**TASK STATEMENT:**
Restate, word for word, every line of the data.

Data entries:
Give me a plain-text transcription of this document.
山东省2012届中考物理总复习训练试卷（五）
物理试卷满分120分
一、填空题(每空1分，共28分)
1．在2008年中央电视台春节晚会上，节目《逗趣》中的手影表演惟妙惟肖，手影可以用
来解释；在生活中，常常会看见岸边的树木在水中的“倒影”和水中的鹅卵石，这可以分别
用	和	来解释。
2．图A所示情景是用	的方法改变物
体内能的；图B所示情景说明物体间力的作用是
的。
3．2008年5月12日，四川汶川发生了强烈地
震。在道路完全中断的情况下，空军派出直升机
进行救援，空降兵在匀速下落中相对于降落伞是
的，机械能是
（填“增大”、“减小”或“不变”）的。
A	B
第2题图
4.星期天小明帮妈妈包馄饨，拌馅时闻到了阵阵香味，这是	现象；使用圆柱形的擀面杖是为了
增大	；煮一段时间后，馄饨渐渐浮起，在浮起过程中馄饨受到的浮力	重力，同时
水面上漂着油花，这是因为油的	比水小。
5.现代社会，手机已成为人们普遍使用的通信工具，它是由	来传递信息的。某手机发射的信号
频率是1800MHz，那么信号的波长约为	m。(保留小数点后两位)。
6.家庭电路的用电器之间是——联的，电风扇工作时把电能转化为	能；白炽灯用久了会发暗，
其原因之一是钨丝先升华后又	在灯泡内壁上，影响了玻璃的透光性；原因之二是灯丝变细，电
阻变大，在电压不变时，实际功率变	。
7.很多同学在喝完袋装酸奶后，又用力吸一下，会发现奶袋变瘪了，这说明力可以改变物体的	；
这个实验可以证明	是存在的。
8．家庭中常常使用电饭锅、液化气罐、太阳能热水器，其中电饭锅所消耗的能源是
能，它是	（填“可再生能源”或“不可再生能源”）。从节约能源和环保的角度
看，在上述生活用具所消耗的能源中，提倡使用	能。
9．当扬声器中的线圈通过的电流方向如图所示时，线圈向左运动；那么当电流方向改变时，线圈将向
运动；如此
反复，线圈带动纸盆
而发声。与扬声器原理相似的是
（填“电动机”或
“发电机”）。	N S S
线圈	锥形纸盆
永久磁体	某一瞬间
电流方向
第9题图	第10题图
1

**EXPECTED OUTPUT:**
Give me a plain-text transcription of this document.
山东省2012届中考物理总复习训练试卷（五）
物理试卷满分120分
一、填空题(每空1分，共28分)
1．在2008年中央电视台春节晚会上，节目《逗趣》中的手影表演惟妙惟肖，手影可以用
来解释；在生活中，常常会看见岸边的树木在水中的“倒影”和水中的鹅卵石，这可以分别
用	和	来解释。
2．图A所示情景是用	的方法改变物
体内能的；图B所示情景说明物体间力的作用是
的。
3．2008年5月12日，四川汶川发生了强烈地
震。在道路完全中断的情况下，空军派出直升机
进行救援，空降兵在匀速下落中相对于降落伞是
的，机械能是
（填“增大”、“减小”或“不变”）的。
A	B
第2题图
4.星期天小明帮妈妈包馄饨，拌馅时闻到了阵阵香味，这是	现象；使用圆柱形的擀面杖是为了
增大	；煮一段时间后，馄饨渐渐浮起，在浮起过程中馄饨受到的浮力	重力，同时
水面上漂着油花，这是因为油的	比水小。
5.现代社会，手机已成为人们普遍使用的通信工具，它是由	来传递信息的。某手机发射的信号
频率是1800MHz，那么信号的波长约为	m。(保留小数点后两位)。
6.家庭电路的用电器之间是——联的，电风扇工作时把电能转化为	能；白炽灯用久了会发暗，
其原因之一是钨丝先升华后又	在灯泡内壁上，影响了玻璃的透光性；原因之二是灯丝变细，电
阻变大，在电压不变时，实际功率变	。
7.很多同学在喝完袋装酸奶后，又用力吸一下，会发现奶袋变瘪了，这说明力可以改变物体的	；
这个实验可以证明	是存在的。
8．家庭中常常使用电饭锅、液化气罐、太阳能热水器，其中电饭锅所消耗的能源是
能，它是	（填“可再生能源”或“不可再生能源”）。从节约能源和环保的角度
看，在上述生活用具所消耗的能源中，提倡使用	能。
9．当扬声器中的线圈通过的电流方向如图所示时，线圈向左运动；那么当电流方向改变时，线圈将向
运动；如此
反复，线圈带动纸盆
而发声。与扬声器原理相似的是
（填“电动机”或
“发电机”）。	N S S
线圈	锥形纸盆
永久磁体	某一瞬间
电流方向
第9题图	第10题图
1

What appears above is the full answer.